** BEGIN Extracted information **
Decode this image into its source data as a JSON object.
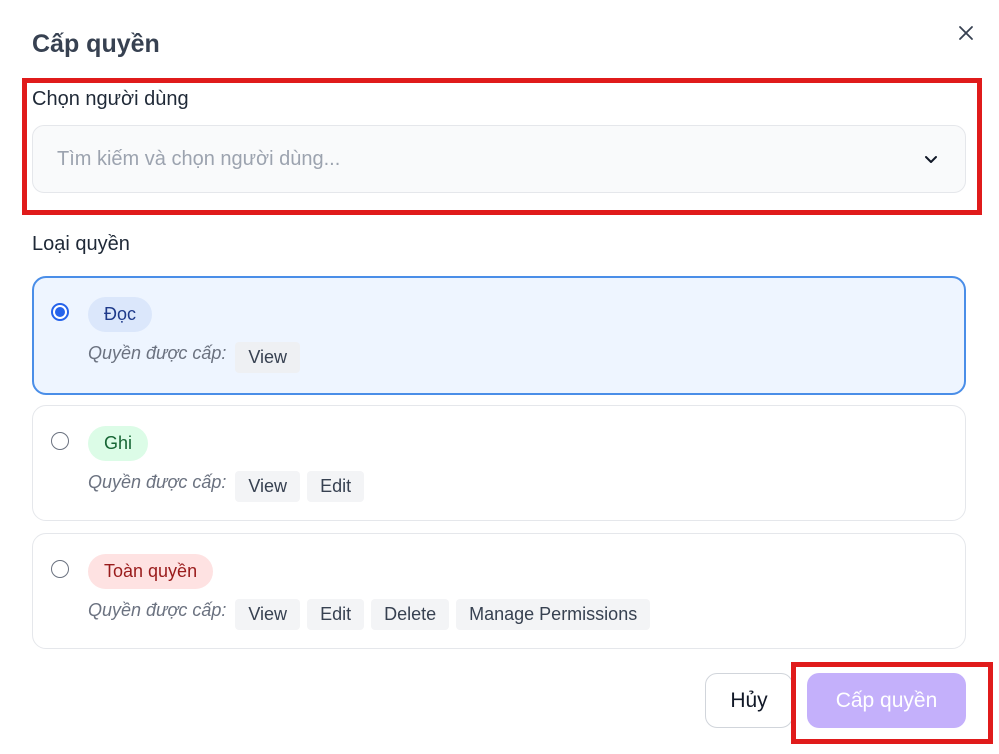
{
  "dialog": {
    "title": "Cấp quyền"
  },
  "user_field": {
    "label": "Chọn người dùng",
    "placeholder": "Tìm kiếm và chọn người dùng..."
  },
  "permission_type": {
    "label": "Loại quyền",
    "granted_label": "Quyền được cấp:",
    "options": [
      {
        "name": "Đọc",
        "color": "#1e3a8a",
        "selected": true,
        "permissions": [
          "View"
        ]
      },
      {
        "name": "Ghi",
        "color": "#166534",
        "selected": false,
        "permissions": [
          "View",
          "Edit"
        ]
      },
      {
        "name": "Toàn quyền",
        "color": "#991b1b",
        "selected": false,
        "permissions": [
          "View",
          "Edit",
          "Delete",
          "Manage Permissions"
        ]
      }
    ]
  },
  "actions": {
    "cancel_label": "Hủy",
    "submit_label": "Cấp quyền"
  },
  "colors": {
    "accent": "#2563eb",
    "submit_bg": "#c4b0fb",
    "highlight": "#e01b1b"
  },
  "icons": {
    "close": "close-icon",
    "dropdown": "chevron-down-icon"
  }
}
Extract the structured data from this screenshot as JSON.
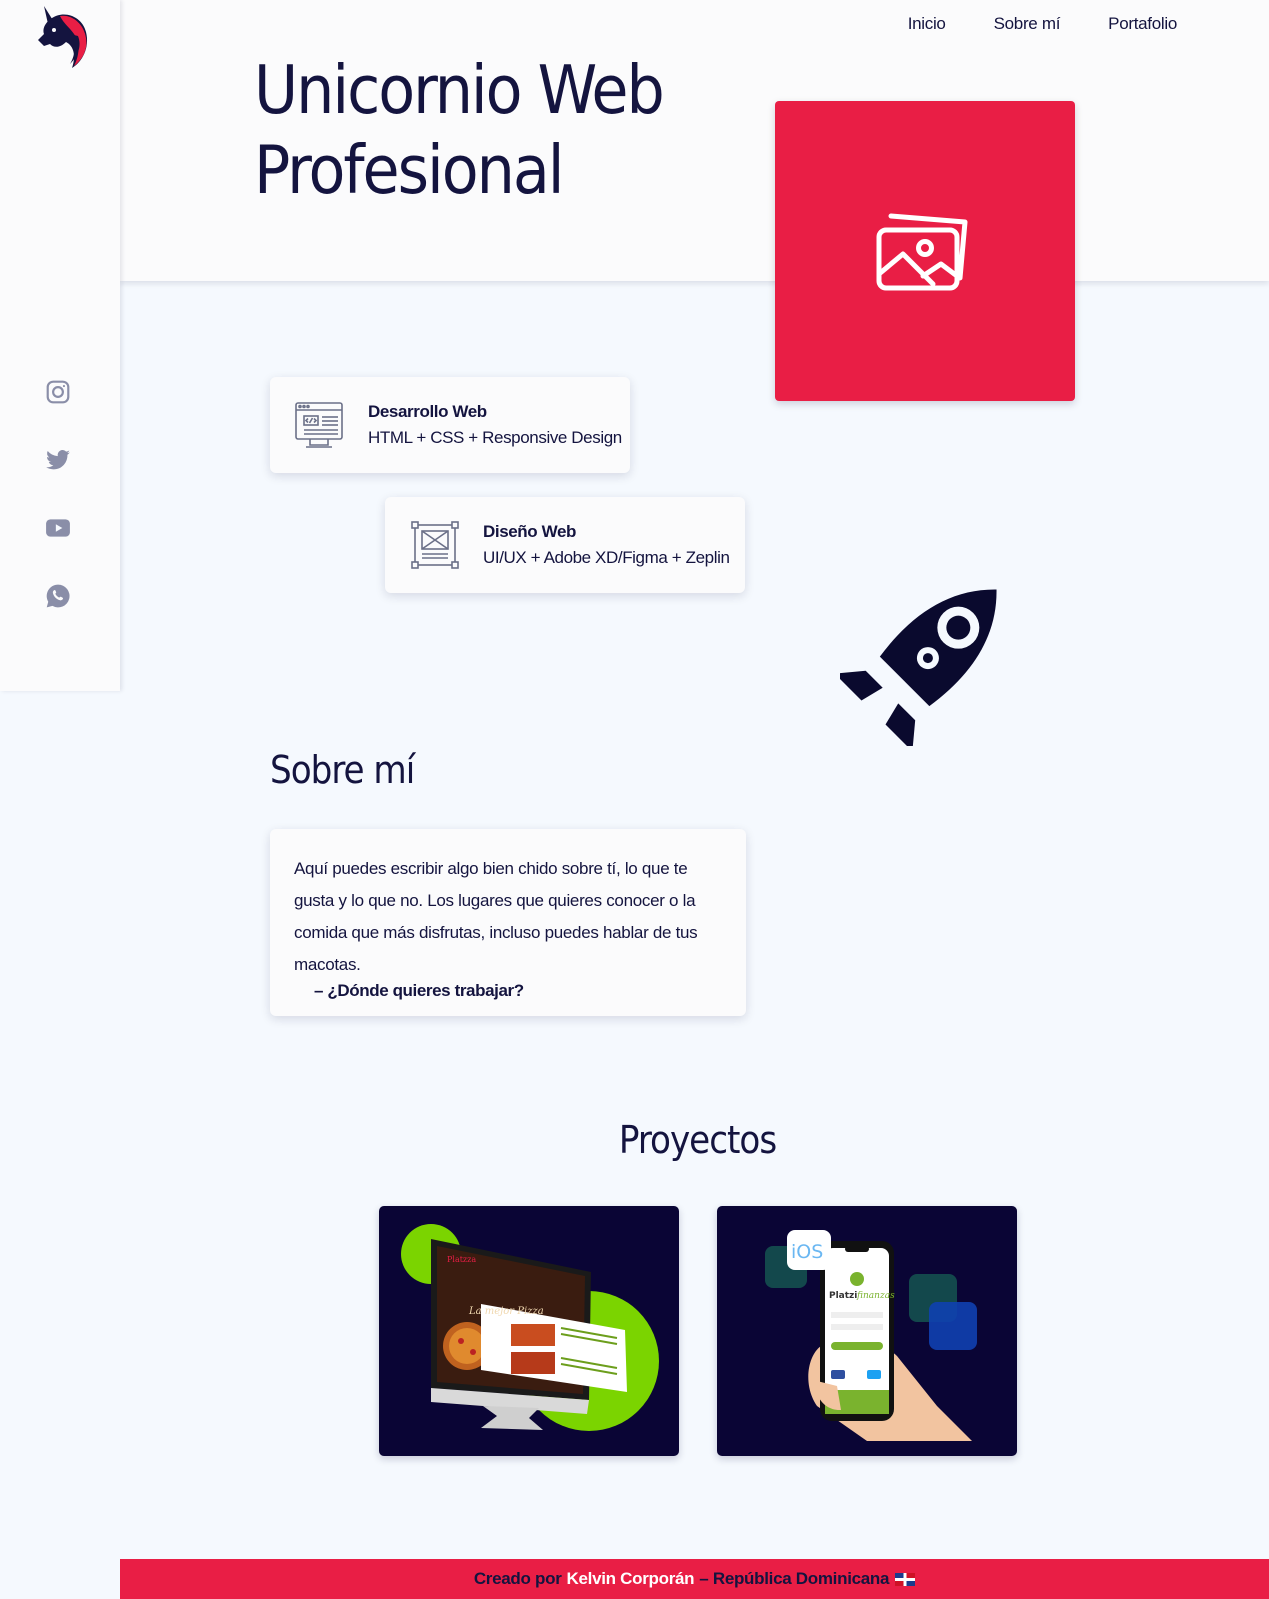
{
  "nav": [
    "Inicio",
    "Sobre mí",
    "Portafolio"
  ],
  "hero": {
    "title_line1": "Unicornio Web",
    "title_line2": "Profesional",
    "image_icon": "photos-icon",
    "accent": "#e91e45"
  },
  "social": [
    "instagram-icon",
    "twitter-icon",
    "youtube-icon",
    "whatsapp-icon"
  ],
  "skills": [
    {
      "title": "Desarrollo Web",
      "desc": "HTML + CSS + Responsive Design",
      "icon": "code-window-icon"
    },
    {
      "title": "Diseño Web",
      "desc": "UI/UX + Adobe XD/Figma + Zeplin",
      "icon": "wireframe-icon"
    }
  ],
  "about": {
    "title": "Sobre mí",
    "text": "Aquí puedes escribir algo bien chido sobre tí, lo que te gusta y lo que no. Los lugares que quieres conocer o la comida que más disfrutas, incluso puedes hablar de tus macotas.",
    "quote": "– ¿Dónde quieres trabajar?"
  },
  "projects": {
    "title": "Proyectos",
    "items": [
      {
        "brand": "Platzza",
        "hero": "La mejor Pizza"
      },
      {
        "brand_a": "Platzi",
        "brand_b": "finanzas",
        "badge": "iOS"
      }
    ]
  },
  "footer": {
    "prefix": "Creado por",
    "author": "Kelvin Corporán",
    "suffix": "– República Dominicana"
  },
  "colors": {
    "navy": "#14143f",
    "red": "#e91e45",
    "bg": "#f5f9fe",
    "project_bg": "#0a0535"
  }
}
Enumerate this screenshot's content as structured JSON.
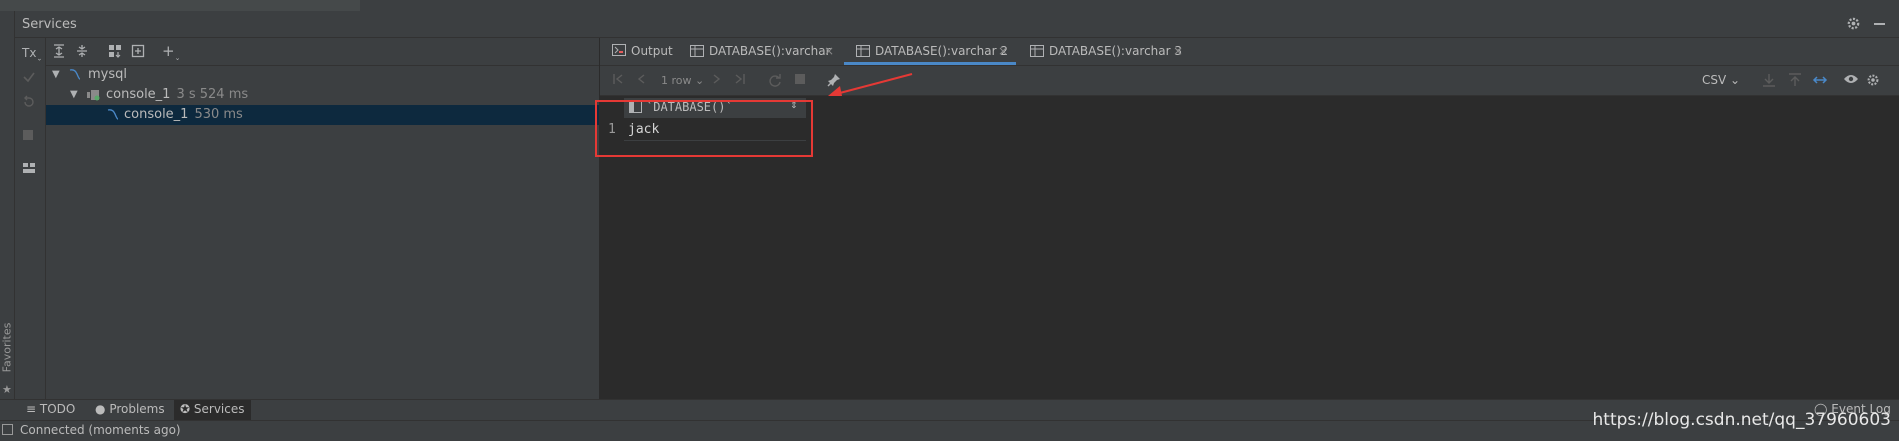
{
  "header": {
    "title": "Services"
  },
  "favorites": {
    "label": "Favorites"
  },
  "tree": {
    "items": [
      {
        "label": "mysql",
        "time": ""
      },
      {
        "label": "console_1",
        "time": "3 s 524 ms"
      },
      {
        "label": "console_1",
        "time": "530 ms"
      }
    ]
  },
  "tabs": [
    {
      "label": "Output"
    },
    {
      "label": "DATABASE():varchar"
    },
    {
      "label": "DATABASE():varchar 2"
    },
    {
      "label": "DATABASE():varchar 3"
    }
  ],
  "tab_close_glyph": "×",
  "results_toolbar": {
    "rows": "1 row",
    "format": "CSV"
  },
  "grid": {
    "column": "`DATABASE()`",
    "rows": [
      {
        "num": "1",
        "value": "jack"
      }
    ]
  },
  "bottom_tabs": {
    "todo": "TODO",
    "problems": "Problems",
    "services": "Services",
    "event_log": "Event Log"
  },
  "status": {
    "text": "Connected (moments ago)"
  },
  "watermark": "https://blog.csdn.net/qq_37960603",
  "colors": {
    "accent": "#4a88c7",
    "highlight": "#e53935",
    "selection": "#0d293e"
  }
}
** END Extracted information **
◆ **Exercise goal**:
Excluding the pictures, restate the records above word for word.

◆ **Written solution**:
Decode this image into its source data as a JSON object.
{
  "dialog": {
    "title": "Cấp quyền"
  },
  "user_field": {
    "label": "Chọn người dùng",
    "placeholder": "Tìm kiếm và chọn người dùng..."
  },
  "permission_type": {
    "label": "Loại quyền",
    "granted_label": "Quyền được cấp:",
    "options": [
      {
        "name": "Đọc",
        "color": "#1e3a8a",
        "selected": true,
        "permissions": [
          "View"
        ]
      },
      {
        "name": "Ghi",
        "color": "#166534",
        "selected": false,
        "permissions": [
          "View",
          "Edit"
        ]
      },
      {
        "name": "Toàn quyền",
        "color": "#991b1b",
        "selected": false,
        "permissions": [
          "View",
          "Edit",
          "Delete",
          "Manage Permissions"
        ]
      }
    ]
  },
  "actions": {
    "cancel_label": "Hủy",
    "submit_label": "Cấp quyền"
  },
  "colors": {
    "accent": "#2563eb",
    "submit_bg": "#c4b0fb",
    "highlight": "#e01b1b"
  },
  "icons": {
    "close": "close-icon",
    "dropdown": "chevron-down-icon"
  }
}
Extract the structured data from this screenshot as JSON.
{
  "nav": [
    "Inicio",
    "Sobre mí",
    "Portafolio"
  ],
  "hero": {
    "title_line1": "Unicornio Web",
    "title_line2": "Profesional",
    "image_icon": "photos-icon",
    "accent": "#e91e45"
  },
  "social": [
    "instagram-icon",
    "twitter-icon",
    "youtube-icon",
    "whatsapp-icon"
  ],
  "skills": [
    {
      "title": "Desarrollo Web",
      "desc": "HTML + CSS + Responsive Design",
      "icon": "code-window-icon"
    },
    {
      "title": "Diseño Web",
      "desc": "UI/UX + Adobe XD/Figma + Zeplin",
      "icon": "wireframe-icon"
    }
  ],
  "about": {
    "title": "Sobre mí",
    "text": "Aquí puedes escribir algo bien chido sobre tí, lo que te gusta y lo que no. Los lugares que quieres conocer o la comida que más disfrutas, incluso puedes hablar de tus macotas.",
    "quote": "– ¿Dónde quieres trabajar?"
  },
  "projects": {
    "title": "Proyectos",
    "items": [
      {
        "brand": "Platzza",
        "hero": "La mejor Pizza"
      },
      {
        "brand_a": "Platzi",
        "brand_b": "finanzas",
        "badge": "iOS"
      }
    ]
  },
  "footer": {
    "prefix": "Creado por",
    "author": "Kelvin Corporán",
    "suffix": "– República Dominicana"
  },
  "colors": {
    "navy": "#14143f",
    "red": "#e91e45",
    "bg": "#f5f9fe",
    "project_bg": "#0a0535"
  }
}
Enumerate this screenshot's content as structured JSON.
{
  "header": {
    "title": "Services"
  },
  "favorites": {
    "label": "Favorites"
  },
  "tree": {
    "items": [
      {
        "label": "mysql",
        "time": ""
      },
      {
        "label": "console_1",
        "time": "3 s 524 ms"
      },
      {
        "label": "console_1",
        "time": "530 ms"
      }
    ]
  },
  "tabs": [
    {
      "label": "Output"
    },
    {
      "label": "DATABASE():varchar"
    },
    {
      "label": "DATABASE():varchar 2"
    },
    {
      "label": "DATABASE():varchar 3"
    }
  ],
  "tab_close_glyph": "×",
  "results_toolbar": {
    "rows": "1 row",
    "format": "CSV"
  },
  "grid": {
    "column": "`DATABASE()`",
    "rows": [
      {
        "num": "1",
        "value": "jack"
      }
    ]
  },
  "bottom_tabs": {
    "todo": "TODO",
    "problems": "Problems",
    "services": "Services",
    "event_log": "Event Log"
  },
  "status": {
    "text": "Connected (moments ago)"
  },
  "watermark": "https://blog.csdn.net/qq_37960603",
  "colors": {
    "accent": "#4a88c7",
    "highlight": "#e53935",
    "selection": "#0d293e"
  }
}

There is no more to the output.